_EXERCISE_
The records below are to be copied exactly, with every picture left out.

_SOURCE INFORMATION_
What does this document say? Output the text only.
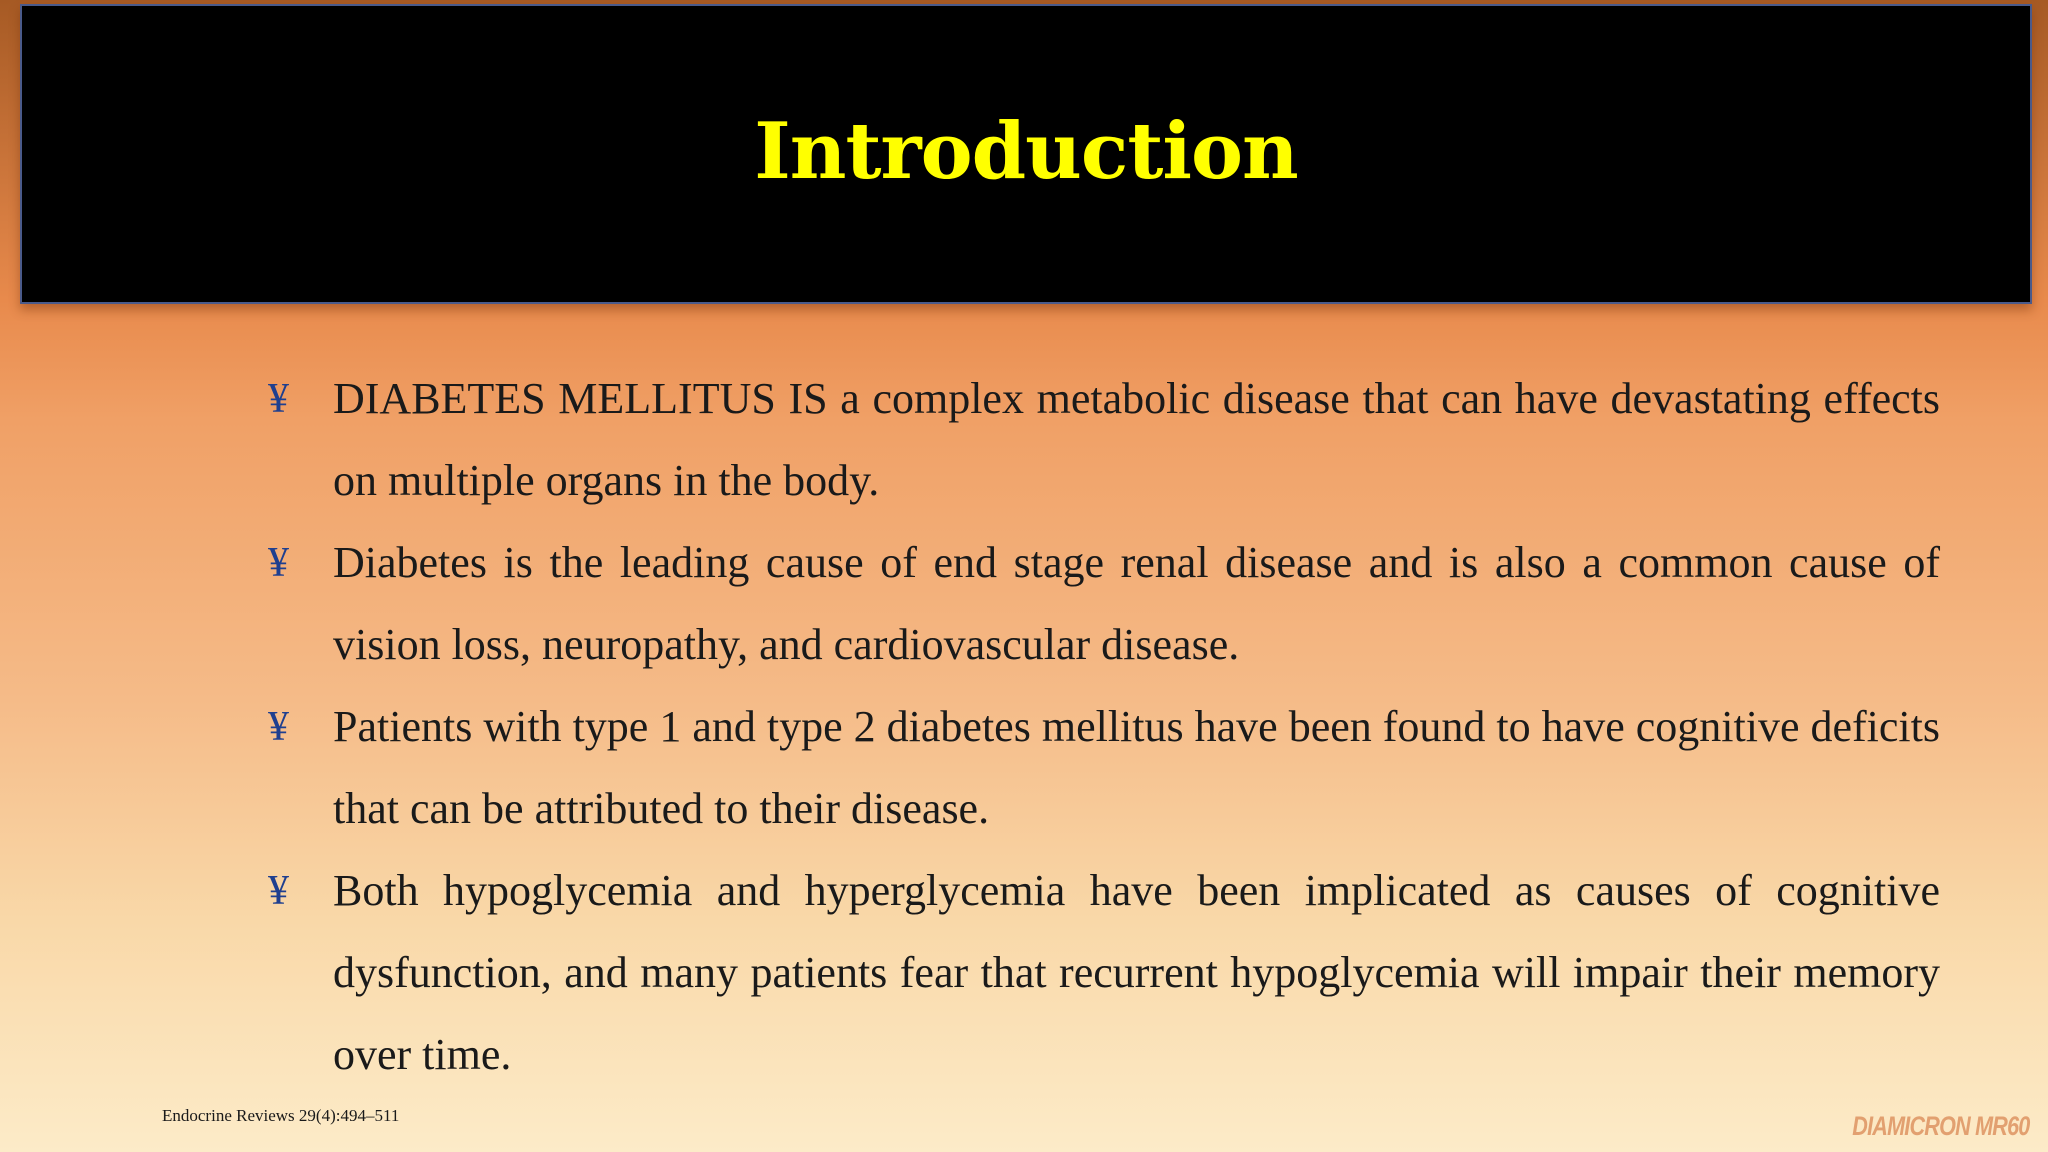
Introduction
¥ DIABETES MELLITUS IS a complex metabolic disease that can have devastating effects on multiple organs in the body.
¥ Diabetes is the leading cause of end stage renal disease and is also a common cause of vision loss, neuropathy, and cardiovascular disease.
¥ Patients with type 1 and type 2 diabetes mellitus have been found to have cognitive deficits that can be attributed to their disease.
¥ Both hypoglycemia and hyperglycemia have been implicated as causes of cognitive dysfunction, and many patients fear that recurrent hypoglycemia will impair their memory over time.
Endocrine Reviews 29(4):494–511	DIAMICRON MR60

_RESPONSE TO THE TASK_
What does this document say? Output the text only.
Introduction
¥ DIABETES MELLITUS IS a complex metabolic disease that can have devastating effects on multiple organs in the body.
¥ Diabetes is the leading cause of end stage renal disease and is also a common cause of vision loss, neuropathy, and cardiovascular disease.
¥ Patients with type 1 and type 2 diabetes mellitus have been found to have cognitive deficits that can be attributed to their disease.
¥ Both hypoglycemia and hyperglycemia have been implicated as causes of cognitive dysfunction, and many patients fear that recurrent hypoglycemia will impair their memory over time.
Endocrine Reviews 29(4):494–511	DIAMICRON MR60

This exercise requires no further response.